Collected data
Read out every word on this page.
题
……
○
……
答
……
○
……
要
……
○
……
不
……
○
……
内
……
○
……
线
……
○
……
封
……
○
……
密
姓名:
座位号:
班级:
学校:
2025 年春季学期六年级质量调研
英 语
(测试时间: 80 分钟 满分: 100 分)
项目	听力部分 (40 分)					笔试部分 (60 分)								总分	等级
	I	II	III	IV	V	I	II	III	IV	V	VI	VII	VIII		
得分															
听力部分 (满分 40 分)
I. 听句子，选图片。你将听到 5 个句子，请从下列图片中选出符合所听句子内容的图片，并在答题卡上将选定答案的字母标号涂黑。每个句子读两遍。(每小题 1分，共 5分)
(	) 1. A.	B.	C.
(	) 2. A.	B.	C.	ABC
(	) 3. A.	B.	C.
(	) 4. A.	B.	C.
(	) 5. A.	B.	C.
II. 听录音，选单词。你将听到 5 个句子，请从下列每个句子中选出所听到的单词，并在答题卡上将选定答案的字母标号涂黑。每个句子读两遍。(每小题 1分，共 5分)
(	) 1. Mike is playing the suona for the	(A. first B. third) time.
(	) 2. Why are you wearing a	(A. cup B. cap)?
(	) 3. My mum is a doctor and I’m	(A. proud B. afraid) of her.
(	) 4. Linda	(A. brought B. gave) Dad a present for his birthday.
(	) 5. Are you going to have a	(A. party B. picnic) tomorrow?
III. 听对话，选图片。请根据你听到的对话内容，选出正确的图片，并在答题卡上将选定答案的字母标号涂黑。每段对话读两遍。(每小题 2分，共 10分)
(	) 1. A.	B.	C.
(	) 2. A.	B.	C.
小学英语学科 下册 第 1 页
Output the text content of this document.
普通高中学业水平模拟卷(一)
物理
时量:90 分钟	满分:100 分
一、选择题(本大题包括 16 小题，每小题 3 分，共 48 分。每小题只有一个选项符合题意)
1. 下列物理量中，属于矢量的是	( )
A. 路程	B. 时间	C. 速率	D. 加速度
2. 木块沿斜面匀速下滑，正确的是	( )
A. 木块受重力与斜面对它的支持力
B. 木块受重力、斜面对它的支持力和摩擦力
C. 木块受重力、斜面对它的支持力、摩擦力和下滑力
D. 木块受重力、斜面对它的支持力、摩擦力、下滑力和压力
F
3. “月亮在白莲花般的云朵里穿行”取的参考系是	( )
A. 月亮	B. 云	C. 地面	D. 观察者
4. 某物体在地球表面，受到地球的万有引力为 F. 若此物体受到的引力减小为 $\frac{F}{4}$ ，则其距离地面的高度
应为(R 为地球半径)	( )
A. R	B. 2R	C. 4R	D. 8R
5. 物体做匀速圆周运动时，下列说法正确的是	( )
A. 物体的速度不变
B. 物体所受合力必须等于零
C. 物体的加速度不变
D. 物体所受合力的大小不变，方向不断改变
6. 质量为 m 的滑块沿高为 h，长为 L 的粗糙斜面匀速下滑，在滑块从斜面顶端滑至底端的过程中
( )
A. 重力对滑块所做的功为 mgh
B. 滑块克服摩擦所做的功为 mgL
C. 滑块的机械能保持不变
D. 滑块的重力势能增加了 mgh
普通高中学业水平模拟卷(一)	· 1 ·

*Set problem*.
In the entries above, identify every line with the word "并在答题卡上将选定答案的字母标号涂黑". Copy those lines.

*The completed task*.
I. 听句子，选图片。你将听到 5 个句子，请从下列图片中选出符合所听句子内容的图片，并在答题卡上将选定答案的字母标号涂黑。每个句子读两遍。(每小题 1分，共 5分)
II. 听录音，选单词。你将听到 5 个句子，请从下列每个句子中选出所听到的单词，并在答题卡上将选定答案的字母标号涂黑。每个句子读两遍。(每小题 1分，共 5分)
III. 听对话，选图片。请根据你听到的对话内容，选出正确的图片，并在答题卡上将选定答案的字母标号涂黑。每段对话读两遍。(每小题 2分，共 10分)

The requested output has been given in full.